Set task:
Transcribe the entries exactly; images are not part of the copy.

========

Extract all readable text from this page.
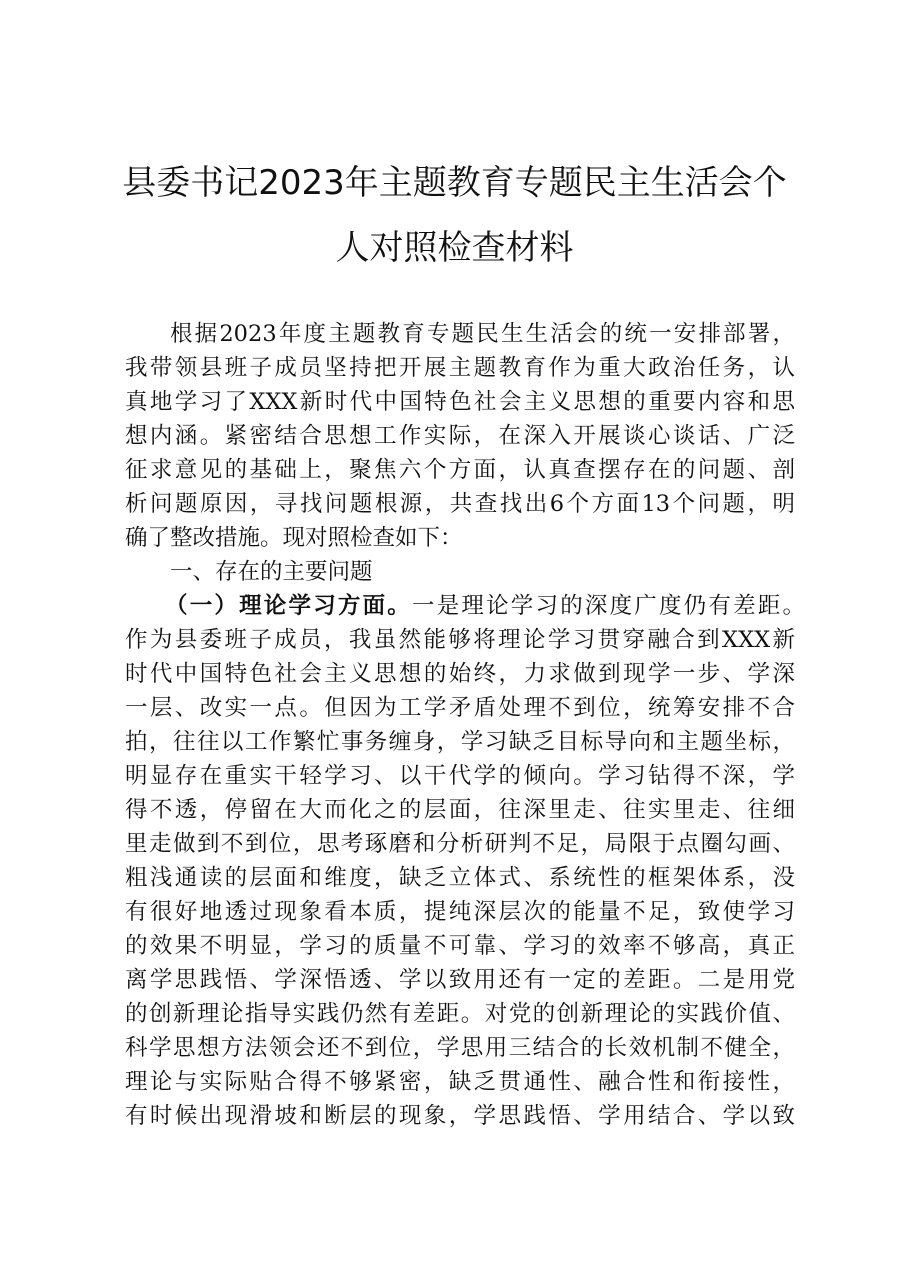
县委书记2023年主题教育专题民主生活会个
人对照检查材料
根据2023年度主题教育专题民生生活会的统一安排部署，
我带领县班子成员坚持把开展主题教育作为重大政治任务，认
真地学习了XXX新时代中国特色社会主义思想的重要内容和思
想内涵。紧密结合思想工作实际，在深入开展谈心谈话、广泛
征求意见的基础上，聚焦六个方面，认真查摆存在的问题、剖
析问题原因，寻找问题根源，共查找出6个方面13个问题，明
确了整改措施。现对照检查如下：
一、存在的主要问题
（一）理论学习方面。一是理论学习的深度广度仍有差距。
作为县委班子成员，我虽然能够将理论学习贯穿融合到XXX新
时代中国特色社会主义思想的始终，力求做到现学一步、学深
一层、改实一点。但因为工学矛盾处理不到位，统筹安排不合
拍，往往以工作繁忙事务缠身，学习缺乏目标导向和主题坐标，
明显存在重实干轻学习、以干代学的倾向。学习钻得不深，学
得不透，停留在大而化之的层面，往深里走、往实里走、往细
里走做到不到位，思考琢磨和分析研判不足，局限于点圈勾画、
粗浅通读的层面和维度，缺乏立体式、系统性的框架体系，没
有很好地透过现象看本质，提纯深层次的能量不足，致使学习
的效果不明显，学习的质量不可靠、学习的效率不够高，真正
离学思践悟、学深悟透、学以致用还有一定的差距。二是用党
的创新理论指导实践仍然有差距。对党的创新理论的实践价值、
科学思想方法领会还不到位，学思用三结合的长效机制不健全，
理论与实际贴合得不够紧密，缺乏贯通性、融合性和衔接性，
有时候出现滑坡和断层的现象，学思践悟、学用结合、学以致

========

Solved exercise:
Extract all readable text from this page.
县委书记2023年主题教育专题民主生活会个
人对照检查材料
根据2023年度主题教育专题民生生活会的统一安排部署，
我带领县班子成员坚持把开展主题教育作为重大政治任务，认
真地学习了XXX新时代中国特色社会主义思想的重要内容和思
想内涵。紧密结合思想工作实际，在深入开展谈心谈话、广泛
征求意见的基础上，聚焦六个方面，认真查摆存在的问题、剖
析问题原因，寻找问题根源，共查找出6个方面13个问题，明
确了整改措施。现对照检查如下：
一、存在的主要问题
（一）理论学习方面。一是理论学习的深度广度仍有差距。
作为县委班子成员，我虽然能够将理论学习贯穿融合到XXX新
时代中国特色社会主义思想的始终，力求做到现学一步、学深
一层、改实一点。但因为工学矛盾处理不到位，统筹安排不合
拍，往往以工作繁忙事务缠身，学习缺乏目标导向和主题坐标，
明显存在重实干轻学习、以干代学的倾向。学习钻得不深，学
得不透，停留在大而化之的层面，往深里走、往实里走、往细
里走做到不到位，思考琢磨和分析研判不足，局限于点圈勾画、
粗浅通读的层面和维度，缺乏立体式、系统性的框架体系，没
有很好地透过现象看本质，提纯深层次的能量不足，致使学习
的效果不明显，学习的质量不可靠、学习的效率不够高，真正
离学思践悟、学深悟透、学以致用还有一定的差距。二是用党
的创新理论指导实践仍然有差距。对党的创新理论的实践价值、
科学思想方法领会还不到位，学思用三结合的长效机制不健全，
理论与实际贴合得不够紧密，缺乏贯通性、融合性和衔接性，
有时候出现滑坡和断层的现象，学思践悟、学用结合、学以致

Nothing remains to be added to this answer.